The task: Output all entries verbatim. Skip pictures.

## Start Data excerpts

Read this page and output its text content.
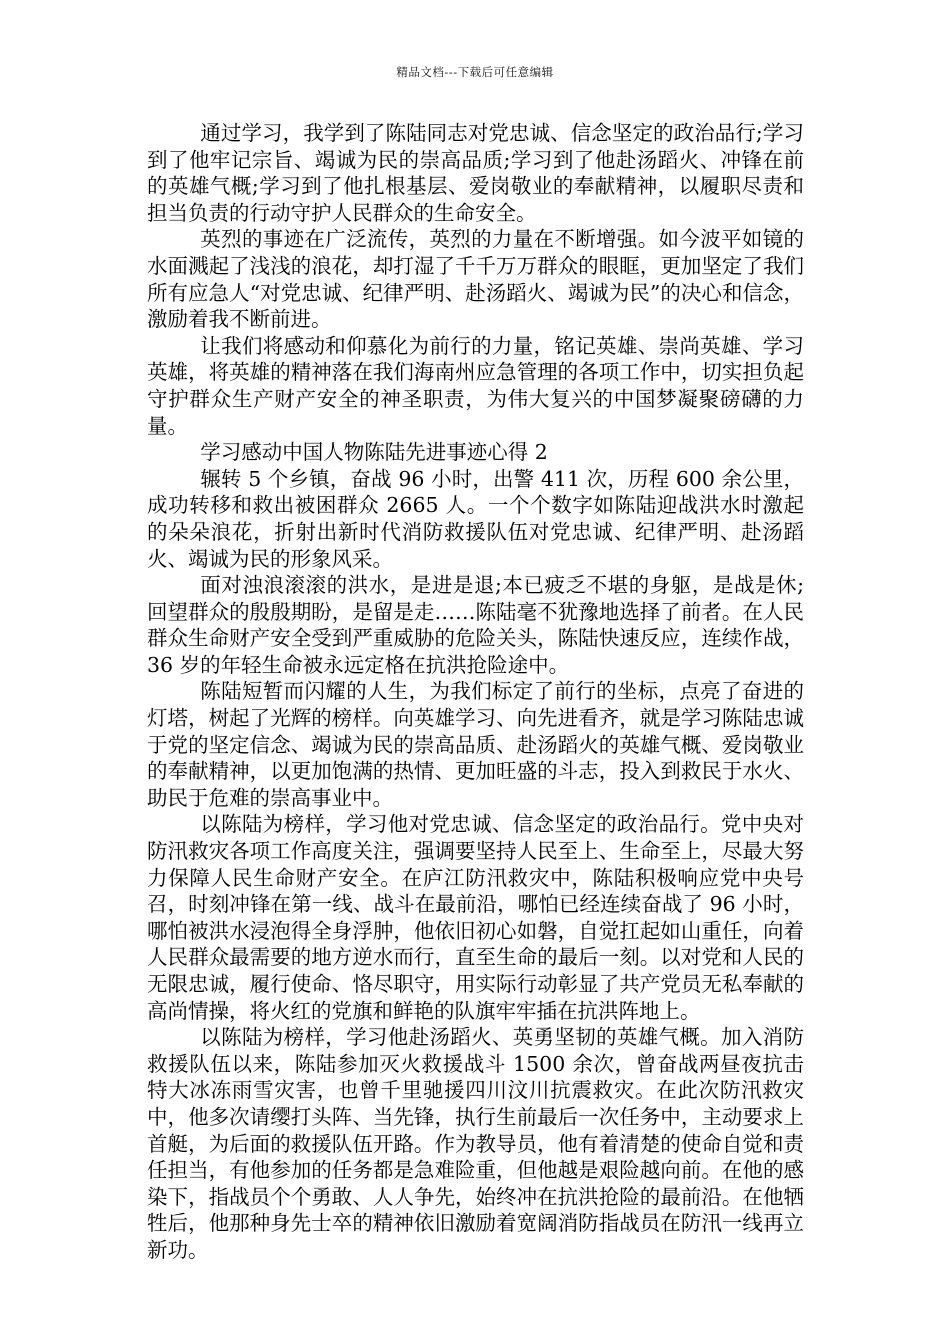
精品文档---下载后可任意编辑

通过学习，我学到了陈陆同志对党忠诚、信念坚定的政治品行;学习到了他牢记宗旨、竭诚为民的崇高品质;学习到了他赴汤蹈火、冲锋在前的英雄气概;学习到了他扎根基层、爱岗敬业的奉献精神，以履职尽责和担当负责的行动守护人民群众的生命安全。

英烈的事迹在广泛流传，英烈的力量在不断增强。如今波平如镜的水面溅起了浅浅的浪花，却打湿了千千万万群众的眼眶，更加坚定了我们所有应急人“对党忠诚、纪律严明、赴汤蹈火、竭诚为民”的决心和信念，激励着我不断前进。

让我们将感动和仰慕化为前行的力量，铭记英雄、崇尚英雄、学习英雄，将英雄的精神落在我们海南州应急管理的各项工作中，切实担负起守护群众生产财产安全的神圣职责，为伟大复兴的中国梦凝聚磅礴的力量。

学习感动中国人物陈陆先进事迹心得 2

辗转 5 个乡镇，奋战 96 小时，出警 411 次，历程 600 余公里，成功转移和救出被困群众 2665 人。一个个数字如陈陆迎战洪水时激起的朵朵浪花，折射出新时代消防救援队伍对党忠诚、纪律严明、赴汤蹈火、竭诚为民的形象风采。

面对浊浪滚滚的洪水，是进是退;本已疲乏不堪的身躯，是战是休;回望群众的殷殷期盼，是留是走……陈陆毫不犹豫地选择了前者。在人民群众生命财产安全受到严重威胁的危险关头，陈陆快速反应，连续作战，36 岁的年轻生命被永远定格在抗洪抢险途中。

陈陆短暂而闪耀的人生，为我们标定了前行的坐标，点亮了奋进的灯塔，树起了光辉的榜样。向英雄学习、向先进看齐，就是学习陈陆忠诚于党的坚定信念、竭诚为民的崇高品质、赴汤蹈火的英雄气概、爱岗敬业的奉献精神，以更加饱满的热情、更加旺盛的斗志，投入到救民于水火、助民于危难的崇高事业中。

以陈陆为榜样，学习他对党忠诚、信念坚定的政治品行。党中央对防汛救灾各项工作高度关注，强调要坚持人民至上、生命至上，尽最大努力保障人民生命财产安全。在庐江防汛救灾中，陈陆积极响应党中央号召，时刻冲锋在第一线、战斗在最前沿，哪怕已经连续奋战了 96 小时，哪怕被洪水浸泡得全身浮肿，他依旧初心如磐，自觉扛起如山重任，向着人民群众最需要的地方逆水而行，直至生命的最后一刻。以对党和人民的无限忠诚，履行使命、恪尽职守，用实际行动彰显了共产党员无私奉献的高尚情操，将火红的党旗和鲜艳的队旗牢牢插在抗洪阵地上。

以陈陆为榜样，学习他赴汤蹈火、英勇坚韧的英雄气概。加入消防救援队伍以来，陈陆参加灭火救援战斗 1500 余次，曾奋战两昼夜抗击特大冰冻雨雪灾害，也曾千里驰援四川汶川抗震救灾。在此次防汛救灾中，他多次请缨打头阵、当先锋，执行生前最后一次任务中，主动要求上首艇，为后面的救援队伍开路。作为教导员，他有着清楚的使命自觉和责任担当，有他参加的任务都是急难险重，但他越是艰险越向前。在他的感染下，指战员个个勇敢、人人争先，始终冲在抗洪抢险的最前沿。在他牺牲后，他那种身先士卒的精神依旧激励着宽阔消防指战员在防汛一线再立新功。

## End Data excerpts

Task solution:
Read this page and output its text content.
精品文档---下载后可任意编辑

通过学习，我学到了陈陆同志对党忠诚、信念坚定的政治品行;学习到了他牢记宗旨、竭诚为民的崇高品质;学习到了他赴汤蹈火、冲锋在前的英雄气概;学习到了他扎根基层、爱岗敬业的奉献精神，以履职尽责和担当负责的行动守护人民群众的生命安全。

英烈的事迹在广泛流传，英烈的力量在不断增强。如今波平如镜的水面溅起了浅浅的浪花，却打湿了千千万万群众的眼眶，更加坚定了我们所有应急人“对党忠诚、纪律严明、赴汤蹈火、竭诚为民”的决心和信念，激励着我不断前进。

让我们将感动和仰慕化为前行的力量，铭记英雄、崇尚英雄、学习英雄，将英雄的精神落在我们海南州应急管理的各项工作中，切实担负起守护群众生产财产安全的神圣职责，为伟大复兴的中国梦凝聚磅礴的力量。

学习感动中国人物陈陆先进事迹心得 2

辗转 5 个乡镇，奋战 96 小时，出警 411 次，历程 600 余公里，成功转移和救出被困群众 2665 人。一个个数字如陈陆迎战洪水时激起的朵朵浪花，折射出新时代消防救援队伍对党忠诚、纪律严明、赴汤蹈火、竭诚为民的形象风采。

面对浊浪滚滚的洪水，是进是退;本已疲乏不堪的身躯，是战是休;回望群众的殷殷期盼，是留是走……陈陆毫不犹豫地选择了前者。在人民群众生命财产安全受到严重威胁的危险关头，陈陆快速反应，连续作战，36 岁的年轻生命被永远定格在抗洪抢险途中。

陈陆短暂而闪耀的人生，为我们标定了前行的坐标，点亮了奋进的灯塔，树起了光辉的榜样。向英雄学习、向先进看齐，就是学习陈陆忠诚于党的坚定信念、竭诚为民的崇高品质、赴汤蹈火的英雄气概、爱岗敬业的奉献精神，以更加饱满的热情、更加旺盛的斗志，投入到救民于水火、助民于危难的崇高事业中。

以陈陆为榜样，学习他对党忠诚、信念坚定的政治品行。党中央对防汛救灾各项工作高度关注，强调要坚持人民至上、生命至上，尽最大努力保障人民生命财产安全。在庐江防汛救灾中，陈陆积极响应党中央号召，时刻冲锋在第一线、战斗在最前沿，哪怕已经连续奋战了 96 小时，哪怕被洪水浸泡得全身浮肿，他依旧初心如磐，自觉扛起如山重任，向着人民群众最需要的地方逆水而行，直至生命的最后一刻。以对党和人民的无限忠诚，履行使命、恪尽职守，用实际行动彰显了共产党员无私奉献的高尚情操，将火红的党旗和鲜艳的队旗牢牢插在抗洪阵地上。

以陈陆为榜样，学习他赴汤蹈火、英勇坚韧的英雄气概。加入消防救援队伍以来，陈陆参加灭火救援战斗 1500 余次，曾奋战两昼夜抗击特大冰冻雨雪灾害，也曾千里驰援四川汶川抗震救灾。在此次防汛救灾中，他多次请缨打头阵、当先锋，执行生前最后一次任务中，主动要求上首艇，为后面的救援队伍开路。作为教导员，他有着清楚的使命自觉和责任担当，有他参加的任务都是急难险重，但他越是艰险越向前。在他的感染下，指战员个个勇敢、人人争先，始终冲在抗洪抢险的最前沿。在他牺牲后，他那种身先士卒的精神依旧激励着宽阔消防指战员在防汛一线再立新功。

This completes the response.